▶ _Dataset rows about figures_
□ □ □ □

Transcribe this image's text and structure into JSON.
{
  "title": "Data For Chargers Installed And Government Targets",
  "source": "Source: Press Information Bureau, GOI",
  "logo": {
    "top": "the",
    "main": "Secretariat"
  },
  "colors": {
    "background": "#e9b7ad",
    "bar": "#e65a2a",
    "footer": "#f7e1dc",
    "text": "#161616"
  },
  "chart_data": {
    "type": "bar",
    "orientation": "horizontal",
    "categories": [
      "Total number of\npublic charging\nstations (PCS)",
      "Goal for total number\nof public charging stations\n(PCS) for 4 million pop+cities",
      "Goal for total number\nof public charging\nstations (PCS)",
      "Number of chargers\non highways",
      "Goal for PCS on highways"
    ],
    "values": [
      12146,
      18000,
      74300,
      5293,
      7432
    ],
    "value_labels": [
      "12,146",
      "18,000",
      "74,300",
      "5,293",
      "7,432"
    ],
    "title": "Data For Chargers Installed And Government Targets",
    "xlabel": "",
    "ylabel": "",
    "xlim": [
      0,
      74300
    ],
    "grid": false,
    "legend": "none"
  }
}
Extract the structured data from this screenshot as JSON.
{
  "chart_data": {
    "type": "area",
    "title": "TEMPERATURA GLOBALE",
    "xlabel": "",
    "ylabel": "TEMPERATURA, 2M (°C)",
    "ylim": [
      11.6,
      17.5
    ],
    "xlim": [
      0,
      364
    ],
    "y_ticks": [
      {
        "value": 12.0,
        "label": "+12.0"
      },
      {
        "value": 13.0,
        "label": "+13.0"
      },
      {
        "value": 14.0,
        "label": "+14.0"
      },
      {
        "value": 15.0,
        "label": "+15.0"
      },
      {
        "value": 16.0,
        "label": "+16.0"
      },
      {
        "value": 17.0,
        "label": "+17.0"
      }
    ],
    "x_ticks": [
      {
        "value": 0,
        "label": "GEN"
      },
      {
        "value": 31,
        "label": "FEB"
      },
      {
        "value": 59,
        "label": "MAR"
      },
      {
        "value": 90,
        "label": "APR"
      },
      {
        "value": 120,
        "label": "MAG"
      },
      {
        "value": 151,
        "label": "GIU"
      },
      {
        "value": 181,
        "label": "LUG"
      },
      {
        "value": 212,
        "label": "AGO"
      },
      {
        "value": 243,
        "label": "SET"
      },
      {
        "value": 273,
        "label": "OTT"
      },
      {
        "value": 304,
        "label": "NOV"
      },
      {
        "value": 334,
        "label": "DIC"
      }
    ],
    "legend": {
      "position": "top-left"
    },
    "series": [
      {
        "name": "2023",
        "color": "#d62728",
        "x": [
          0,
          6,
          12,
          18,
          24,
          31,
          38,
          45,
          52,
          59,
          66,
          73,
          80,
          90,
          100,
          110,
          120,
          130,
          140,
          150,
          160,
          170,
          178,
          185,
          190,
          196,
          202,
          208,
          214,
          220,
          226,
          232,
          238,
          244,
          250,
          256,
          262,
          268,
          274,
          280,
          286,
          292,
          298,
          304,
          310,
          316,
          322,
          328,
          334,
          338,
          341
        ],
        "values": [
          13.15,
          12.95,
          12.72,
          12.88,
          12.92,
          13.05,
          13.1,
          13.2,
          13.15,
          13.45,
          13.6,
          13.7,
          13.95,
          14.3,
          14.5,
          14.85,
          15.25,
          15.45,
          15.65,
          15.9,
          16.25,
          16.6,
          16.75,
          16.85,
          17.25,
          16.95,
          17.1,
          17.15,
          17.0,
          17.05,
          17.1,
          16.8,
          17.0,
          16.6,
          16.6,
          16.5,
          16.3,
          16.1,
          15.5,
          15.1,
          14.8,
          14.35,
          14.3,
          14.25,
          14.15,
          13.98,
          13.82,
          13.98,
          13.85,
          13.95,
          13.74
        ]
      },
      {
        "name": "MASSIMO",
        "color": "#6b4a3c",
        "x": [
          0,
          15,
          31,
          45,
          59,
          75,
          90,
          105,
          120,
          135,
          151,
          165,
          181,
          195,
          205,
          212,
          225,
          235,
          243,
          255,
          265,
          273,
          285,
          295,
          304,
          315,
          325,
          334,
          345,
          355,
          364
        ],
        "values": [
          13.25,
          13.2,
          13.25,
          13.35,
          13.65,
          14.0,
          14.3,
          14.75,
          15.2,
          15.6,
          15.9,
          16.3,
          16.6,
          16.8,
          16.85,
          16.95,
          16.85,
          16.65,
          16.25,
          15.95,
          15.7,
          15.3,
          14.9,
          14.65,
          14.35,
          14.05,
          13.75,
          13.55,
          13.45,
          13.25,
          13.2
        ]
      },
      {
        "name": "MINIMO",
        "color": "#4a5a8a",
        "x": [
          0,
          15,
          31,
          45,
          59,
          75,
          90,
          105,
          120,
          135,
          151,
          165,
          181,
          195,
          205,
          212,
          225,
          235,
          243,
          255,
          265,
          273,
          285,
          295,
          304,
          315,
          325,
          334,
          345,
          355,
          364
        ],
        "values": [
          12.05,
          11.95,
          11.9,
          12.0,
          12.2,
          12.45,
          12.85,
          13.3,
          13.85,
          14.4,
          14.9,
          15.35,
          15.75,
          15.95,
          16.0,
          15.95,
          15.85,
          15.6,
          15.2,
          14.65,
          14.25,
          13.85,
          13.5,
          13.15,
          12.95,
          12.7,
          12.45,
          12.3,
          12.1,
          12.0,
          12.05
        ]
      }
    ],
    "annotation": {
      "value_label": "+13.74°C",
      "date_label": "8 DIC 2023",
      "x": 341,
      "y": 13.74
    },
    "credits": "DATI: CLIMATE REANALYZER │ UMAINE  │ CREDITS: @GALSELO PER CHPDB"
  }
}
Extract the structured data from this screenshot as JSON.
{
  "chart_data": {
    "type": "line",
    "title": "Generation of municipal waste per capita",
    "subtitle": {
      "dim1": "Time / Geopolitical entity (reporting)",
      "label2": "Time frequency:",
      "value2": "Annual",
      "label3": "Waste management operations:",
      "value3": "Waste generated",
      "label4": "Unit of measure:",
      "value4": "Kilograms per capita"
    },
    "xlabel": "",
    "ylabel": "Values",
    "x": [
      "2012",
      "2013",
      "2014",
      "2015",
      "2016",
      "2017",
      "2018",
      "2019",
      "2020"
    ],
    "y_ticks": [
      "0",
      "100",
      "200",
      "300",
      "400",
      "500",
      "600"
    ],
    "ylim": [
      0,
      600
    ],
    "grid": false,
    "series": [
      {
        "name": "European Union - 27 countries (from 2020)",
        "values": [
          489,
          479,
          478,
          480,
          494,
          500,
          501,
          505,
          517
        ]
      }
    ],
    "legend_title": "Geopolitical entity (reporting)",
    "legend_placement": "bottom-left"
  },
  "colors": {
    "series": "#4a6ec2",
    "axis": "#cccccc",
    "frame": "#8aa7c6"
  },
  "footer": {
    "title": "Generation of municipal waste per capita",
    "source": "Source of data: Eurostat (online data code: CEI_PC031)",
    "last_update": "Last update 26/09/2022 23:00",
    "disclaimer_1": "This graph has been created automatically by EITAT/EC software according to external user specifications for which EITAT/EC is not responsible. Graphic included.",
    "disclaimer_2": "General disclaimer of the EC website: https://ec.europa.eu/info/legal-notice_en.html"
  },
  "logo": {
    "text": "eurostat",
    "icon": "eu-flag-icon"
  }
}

□ □ □ □

Write out every line from the entries where "name" appears.

        "name": "2023",
        "name": "MASSIMO",
        "name": "MINIMO",
        "name": "European Union - 27 countries (from 2020)",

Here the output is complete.